_The exercise_.
Please output every line of the material as it stands, without the pictures.

_Dataset content_.
╭──

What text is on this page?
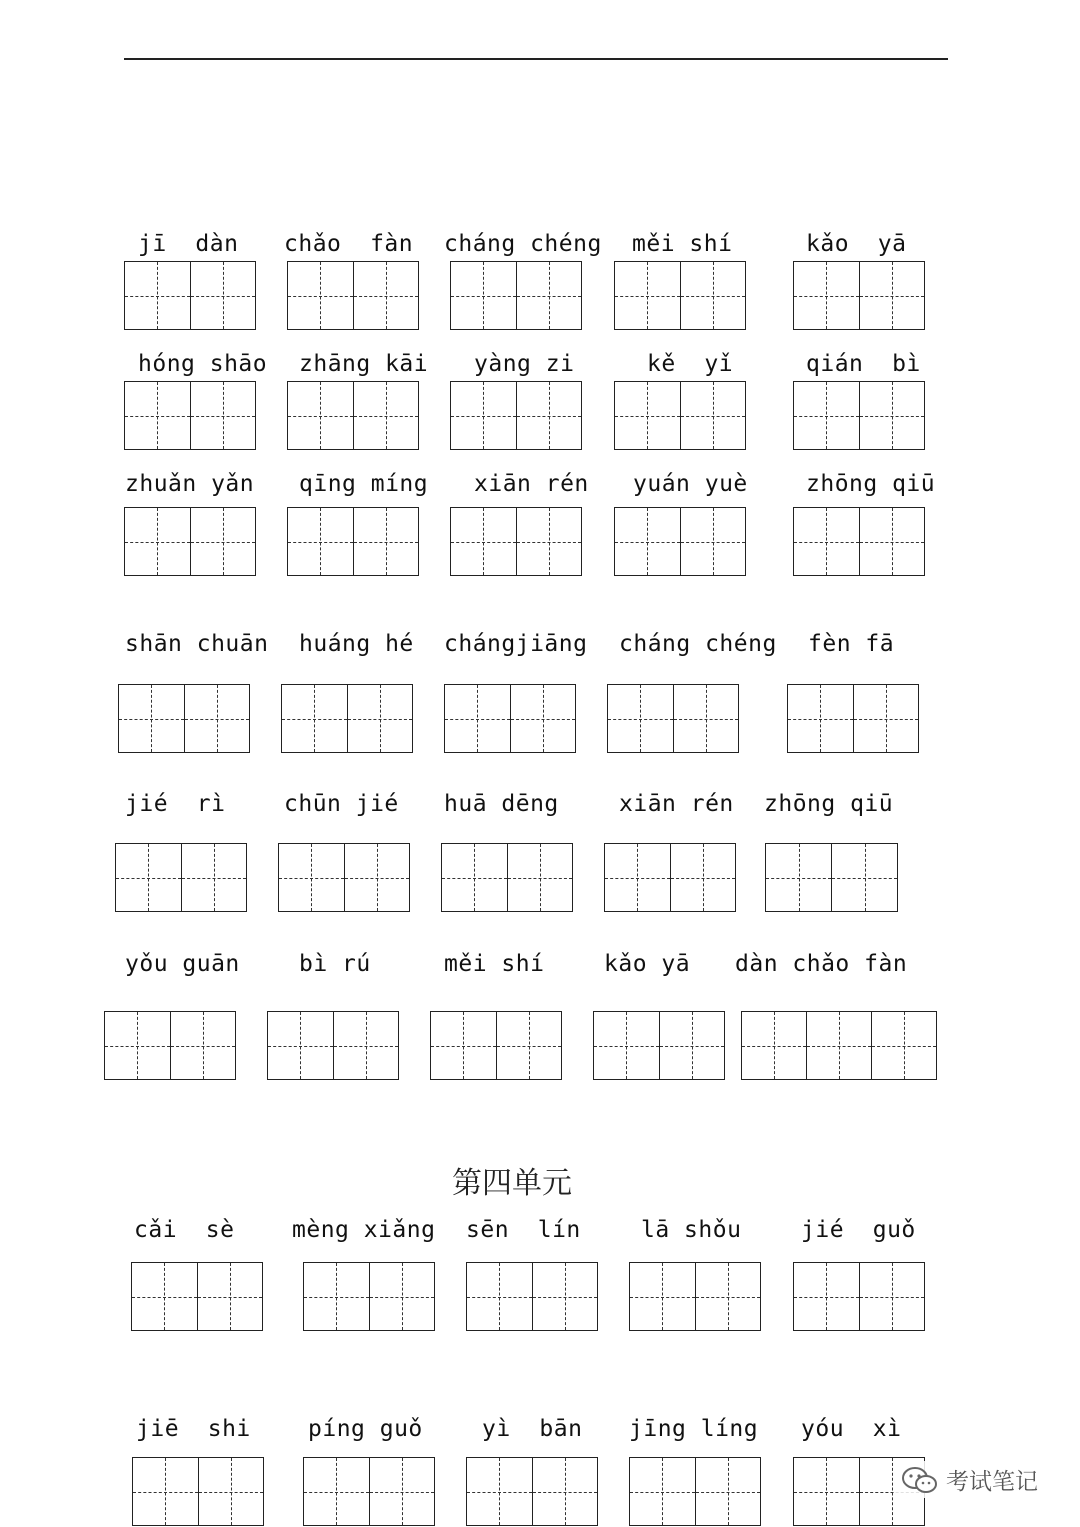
jī  dàn chǎo  fàn cháng chéng měi shí	kǎo  yā
hóng shāo zhāng kāi yàng zi	kě  yǐ	qián  bì
zhuǎn yǎn qīng míng xiān rén yuán yuè	zhōng qiū
shān chuān huáng hé chángjiāng cháng chéng fèn fā
jié  rì	chūn jié huā dēng	xiān rén zhōng qiū
yǒu guān	bì rú	měi shí	kǎo yā dàn chǎo fàn
cǎi  sè	mèng xiǎng sēn  lín	lā shǒu	jié  guǒ
jiē  shi píng guǒ	yì  bān jīng líng yóu  xì
第四单元
考试笔记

╰──

_Task solution_.
What text is on this page?
jī  dàn chǎo  fàn cháng chéng měi shí	kǎo  yā
hóng shāo zhāng kāi yàng zi	kě  yǐ	qián  bì
zhuǎn yǎn qīng míng xiān rén yuán yuè	zhōng qiū
shān chuān huáng hé chángjiāng cháng chéng fèn fā
jié  rì	chūn jié huā dēng	xiān rén zhōng qiū
yǒu guān	bì rú	měi shí	kǎo yā dàn chǎo fàn
cǎi  sè	mèng xiǎng sēn  lín	lā shǒu	jié  guǒ
jiē  shi píng guǒ	yì  bān jīng líng yóu  xì
第四单元
考试笔记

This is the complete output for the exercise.